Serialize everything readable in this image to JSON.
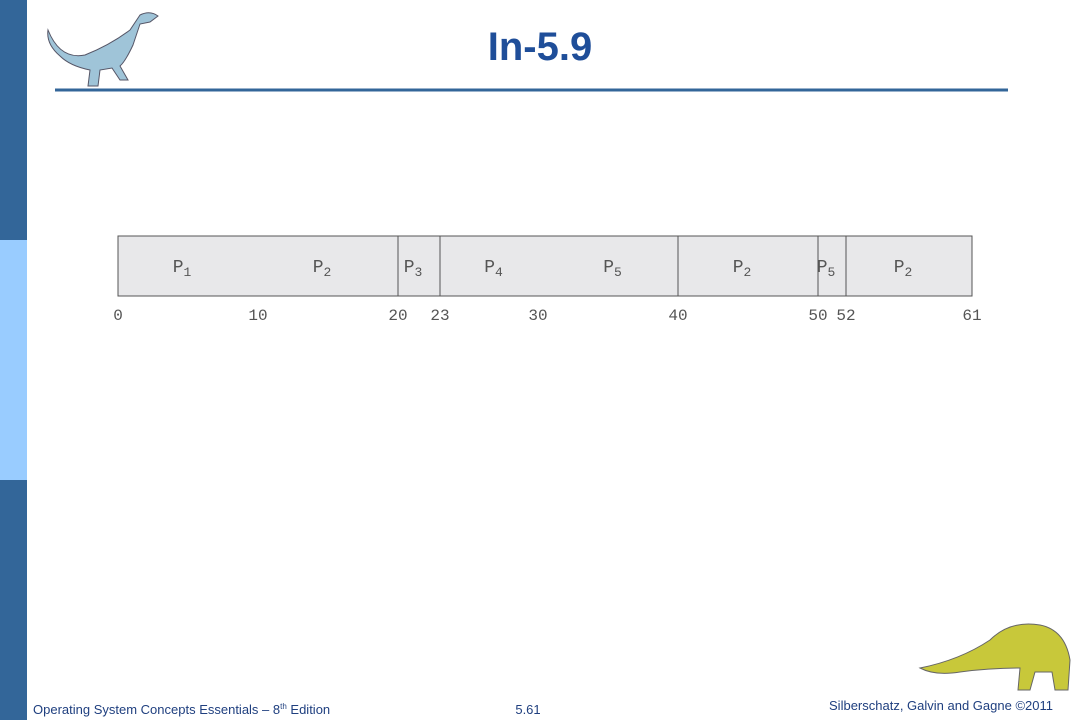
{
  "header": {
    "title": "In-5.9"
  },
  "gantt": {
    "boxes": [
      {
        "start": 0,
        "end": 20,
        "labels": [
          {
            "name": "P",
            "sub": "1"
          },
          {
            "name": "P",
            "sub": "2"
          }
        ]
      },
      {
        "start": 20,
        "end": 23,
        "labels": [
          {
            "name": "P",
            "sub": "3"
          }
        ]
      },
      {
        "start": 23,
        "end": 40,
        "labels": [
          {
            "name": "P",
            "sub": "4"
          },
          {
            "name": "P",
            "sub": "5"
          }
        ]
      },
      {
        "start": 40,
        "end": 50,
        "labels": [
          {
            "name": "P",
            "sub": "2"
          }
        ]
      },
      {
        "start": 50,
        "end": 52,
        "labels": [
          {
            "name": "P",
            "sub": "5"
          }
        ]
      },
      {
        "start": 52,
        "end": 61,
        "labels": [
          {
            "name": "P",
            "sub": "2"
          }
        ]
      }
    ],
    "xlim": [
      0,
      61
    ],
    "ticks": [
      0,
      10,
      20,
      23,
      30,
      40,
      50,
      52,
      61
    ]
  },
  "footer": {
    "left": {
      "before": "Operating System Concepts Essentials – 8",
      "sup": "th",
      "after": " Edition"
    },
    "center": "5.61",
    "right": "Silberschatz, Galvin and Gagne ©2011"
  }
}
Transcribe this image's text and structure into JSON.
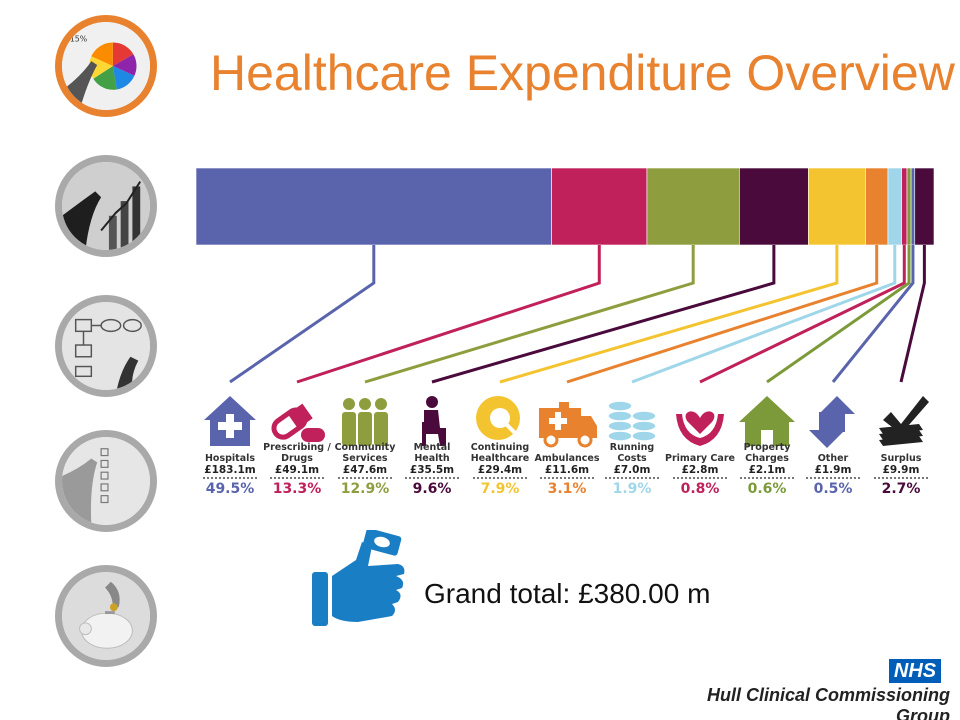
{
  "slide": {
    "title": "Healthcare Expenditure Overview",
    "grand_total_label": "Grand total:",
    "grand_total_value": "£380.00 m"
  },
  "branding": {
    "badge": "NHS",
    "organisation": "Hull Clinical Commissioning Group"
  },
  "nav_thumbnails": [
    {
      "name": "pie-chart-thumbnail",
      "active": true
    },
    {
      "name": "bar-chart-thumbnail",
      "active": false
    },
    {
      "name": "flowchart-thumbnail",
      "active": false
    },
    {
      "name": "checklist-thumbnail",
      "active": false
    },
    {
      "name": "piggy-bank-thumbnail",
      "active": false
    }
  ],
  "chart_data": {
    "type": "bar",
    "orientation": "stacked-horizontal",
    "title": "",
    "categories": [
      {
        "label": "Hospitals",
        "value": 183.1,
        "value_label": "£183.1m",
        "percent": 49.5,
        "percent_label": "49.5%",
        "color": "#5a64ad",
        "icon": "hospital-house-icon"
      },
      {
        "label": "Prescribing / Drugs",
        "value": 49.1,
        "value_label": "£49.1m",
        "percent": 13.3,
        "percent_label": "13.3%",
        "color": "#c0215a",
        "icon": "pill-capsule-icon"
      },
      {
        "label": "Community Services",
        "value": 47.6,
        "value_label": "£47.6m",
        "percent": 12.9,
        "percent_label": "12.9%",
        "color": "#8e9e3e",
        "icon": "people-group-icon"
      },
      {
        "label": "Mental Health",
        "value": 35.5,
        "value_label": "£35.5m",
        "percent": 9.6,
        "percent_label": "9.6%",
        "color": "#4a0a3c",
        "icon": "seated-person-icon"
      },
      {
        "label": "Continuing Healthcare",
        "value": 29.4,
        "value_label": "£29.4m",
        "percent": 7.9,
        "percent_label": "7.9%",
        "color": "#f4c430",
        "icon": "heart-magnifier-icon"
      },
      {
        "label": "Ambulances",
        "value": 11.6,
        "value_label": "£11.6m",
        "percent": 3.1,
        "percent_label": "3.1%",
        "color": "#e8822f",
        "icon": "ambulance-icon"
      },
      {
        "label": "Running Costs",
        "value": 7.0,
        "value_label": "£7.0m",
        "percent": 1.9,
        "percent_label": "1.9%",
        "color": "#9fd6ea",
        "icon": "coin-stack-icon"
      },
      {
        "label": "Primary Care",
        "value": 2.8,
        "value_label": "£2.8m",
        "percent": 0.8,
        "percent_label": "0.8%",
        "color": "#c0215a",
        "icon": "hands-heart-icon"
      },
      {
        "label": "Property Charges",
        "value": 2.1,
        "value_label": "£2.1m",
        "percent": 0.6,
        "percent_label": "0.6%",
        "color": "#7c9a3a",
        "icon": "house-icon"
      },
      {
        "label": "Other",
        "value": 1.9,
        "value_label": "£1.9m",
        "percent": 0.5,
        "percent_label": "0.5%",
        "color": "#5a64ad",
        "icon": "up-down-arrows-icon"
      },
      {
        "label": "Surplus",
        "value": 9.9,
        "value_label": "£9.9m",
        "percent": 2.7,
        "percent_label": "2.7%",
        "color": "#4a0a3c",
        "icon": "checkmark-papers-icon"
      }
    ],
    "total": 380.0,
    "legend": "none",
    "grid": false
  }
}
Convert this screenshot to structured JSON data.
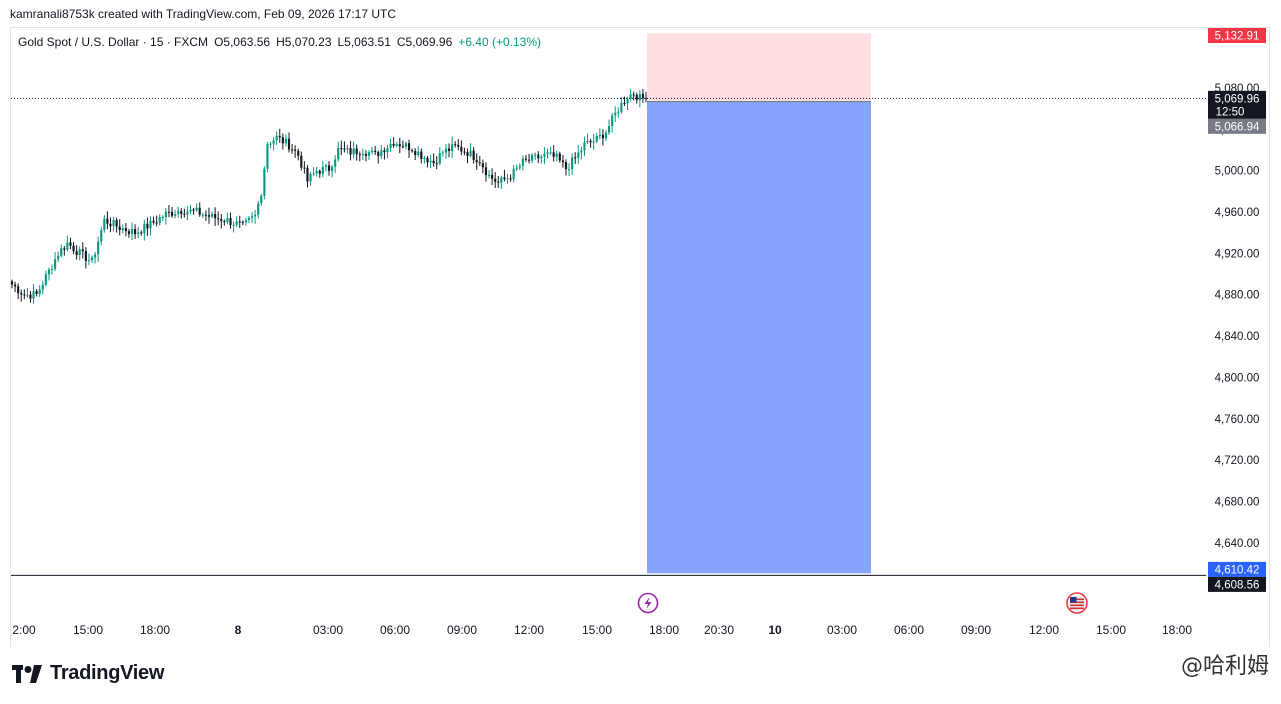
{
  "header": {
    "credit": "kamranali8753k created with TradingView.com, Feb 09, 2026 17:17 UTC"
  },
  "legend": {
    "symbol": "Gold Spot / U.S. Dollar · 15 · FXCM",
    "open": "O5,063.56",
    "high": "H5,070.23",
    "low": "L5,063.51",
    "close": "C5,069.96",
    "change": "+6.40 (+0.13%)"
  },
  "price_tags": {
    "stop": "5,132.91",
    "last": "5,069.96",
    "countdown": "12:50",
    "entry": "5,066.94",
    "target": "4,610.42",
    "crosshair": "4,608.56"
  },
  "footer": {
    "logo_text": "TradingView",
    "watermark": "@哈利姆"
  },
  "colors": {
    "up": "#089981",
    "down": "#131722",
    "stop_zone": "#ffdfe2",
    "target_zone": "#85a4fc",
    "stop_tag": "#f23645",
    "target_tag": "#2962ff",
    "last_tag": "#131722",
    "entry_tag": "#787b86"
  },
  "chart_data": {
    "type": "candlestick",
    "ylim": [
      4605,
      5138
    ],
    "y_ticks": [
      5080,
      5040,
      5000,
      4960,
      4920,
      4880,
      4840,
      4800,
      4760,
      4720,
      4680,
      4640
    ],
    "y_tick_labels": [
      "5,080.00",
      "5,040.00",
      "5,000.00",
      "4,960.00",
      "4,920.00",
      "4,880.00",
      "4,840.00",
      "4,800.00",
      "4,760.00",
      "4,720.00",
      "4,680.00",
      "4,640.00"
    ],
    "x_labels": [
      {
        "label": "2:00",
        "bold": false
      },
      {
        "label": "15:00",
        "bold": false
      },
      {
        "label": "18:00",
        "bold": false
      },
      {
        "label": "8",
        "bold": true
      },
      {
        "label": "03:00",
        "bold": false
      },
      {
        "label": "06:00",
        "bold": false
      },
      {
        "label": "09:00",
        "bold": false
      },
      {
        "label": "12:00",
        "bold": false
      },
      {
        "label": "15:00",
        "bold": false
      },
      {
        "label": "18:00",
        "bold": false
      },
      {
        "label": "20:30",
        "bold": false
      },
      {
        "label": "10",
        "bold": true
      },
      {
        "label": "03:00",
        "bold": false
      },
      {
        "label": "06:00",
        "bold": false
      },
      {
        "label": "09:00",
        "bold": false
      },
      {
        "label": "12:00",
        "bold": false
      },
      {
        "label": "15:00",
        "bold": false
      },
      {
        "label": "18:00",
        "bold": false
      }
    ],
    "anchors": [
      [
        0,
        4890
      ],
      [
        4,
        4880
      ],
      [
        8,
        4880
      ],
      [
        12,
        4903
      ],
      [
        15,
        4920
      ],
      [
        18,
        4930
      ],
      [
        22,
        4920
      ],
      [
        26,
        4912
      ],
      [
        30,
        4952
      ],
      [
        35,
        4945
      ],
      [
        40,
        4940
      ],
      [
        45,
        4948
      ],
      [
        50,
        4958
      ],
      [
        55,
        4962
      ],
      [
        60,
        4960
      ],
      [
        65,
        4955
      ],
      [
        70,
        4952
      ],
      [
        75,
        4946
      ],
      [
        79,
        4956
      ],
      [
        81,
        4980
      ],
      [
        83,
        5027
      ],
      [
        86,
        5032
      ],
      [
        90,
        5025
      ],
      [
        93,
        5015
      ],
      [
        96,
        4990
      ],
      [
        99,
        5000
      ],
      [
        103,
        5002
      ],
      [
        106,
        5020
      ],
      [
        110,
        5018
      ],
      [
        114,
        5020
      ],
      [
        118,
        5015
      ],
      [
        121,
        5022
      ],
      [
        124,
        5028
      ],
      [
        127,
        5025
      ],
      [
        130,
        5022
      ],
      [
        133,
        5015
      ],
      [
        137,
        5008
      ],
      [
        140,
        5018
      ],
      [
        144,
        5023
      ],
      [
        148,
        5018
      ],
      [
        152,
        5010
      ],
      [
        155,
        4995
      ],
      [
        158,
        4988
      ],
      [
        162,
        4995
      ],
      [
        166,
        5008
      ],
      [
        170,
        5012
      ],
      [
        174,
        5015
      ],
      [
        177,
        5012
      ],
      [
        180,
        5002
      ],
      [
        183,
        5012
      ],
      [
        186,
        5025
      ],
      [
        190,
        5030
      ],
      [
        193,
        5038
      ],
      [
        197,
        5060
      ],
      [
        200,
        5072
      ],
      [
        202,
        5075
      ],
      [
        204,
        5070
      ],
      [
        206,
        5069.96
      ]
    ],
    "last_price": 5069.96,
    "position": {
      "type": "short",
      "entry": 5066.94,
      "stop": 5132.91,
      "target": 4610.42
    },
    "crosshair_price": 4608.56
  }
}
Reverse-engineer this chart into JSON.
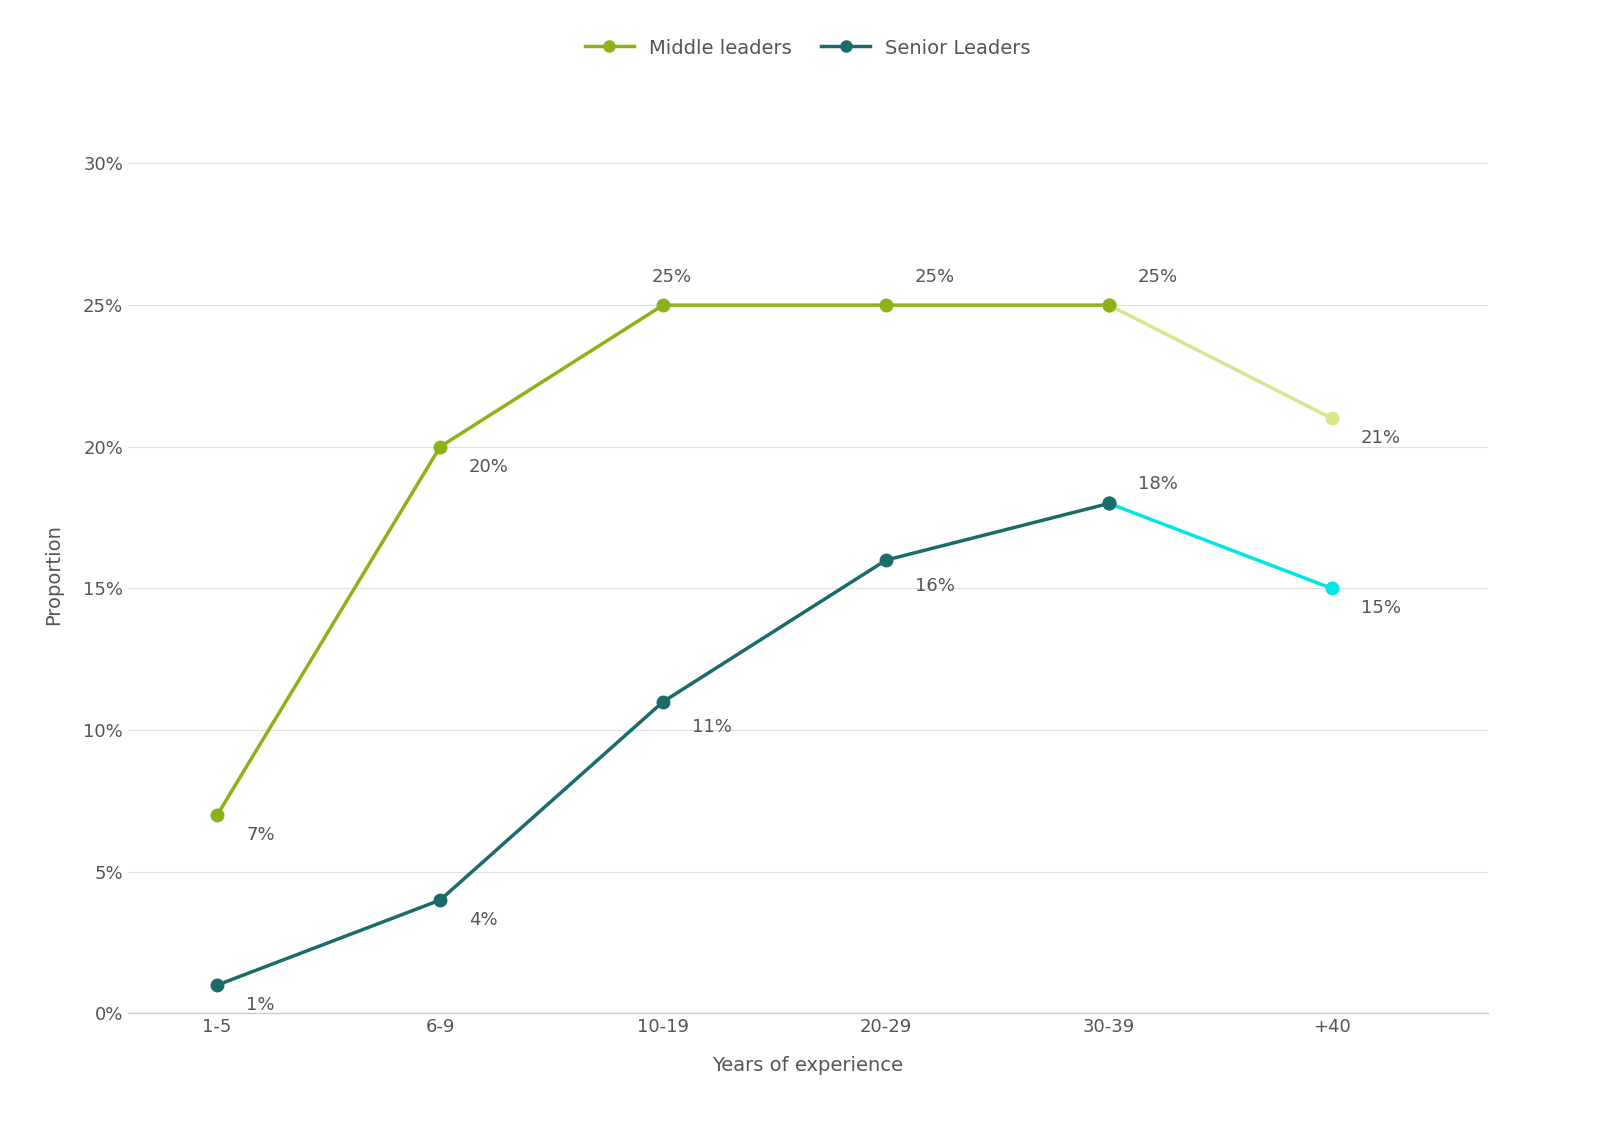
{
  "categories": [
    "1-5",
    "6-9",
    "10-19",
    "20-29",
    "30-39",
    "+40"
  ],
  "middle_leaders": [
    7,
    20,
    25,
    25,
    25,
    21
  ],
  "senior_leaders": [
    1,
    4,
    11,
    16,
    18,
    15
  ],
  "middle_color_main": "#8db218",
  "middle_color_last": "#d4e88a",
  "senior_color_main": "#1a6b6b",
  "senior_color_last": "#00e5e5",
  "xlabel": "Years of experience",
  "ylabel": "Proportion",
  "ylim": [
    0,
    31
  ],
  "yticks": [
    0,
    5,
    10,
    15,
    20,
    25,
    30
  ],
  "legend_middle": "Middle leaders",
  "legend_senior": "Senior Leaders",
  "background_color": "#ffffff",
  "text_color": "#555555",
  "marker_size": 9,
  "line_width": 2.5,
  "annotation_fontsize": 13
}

____

* **EXERCISE DESCRIPTION**
Using the listing above, gather each line that holds the string "Healthcare" and copy it.

* **RESULT OF THE TASK**
    "title": "Healthcare Expenditure Overview",
        "label": "Continuing Healthcare",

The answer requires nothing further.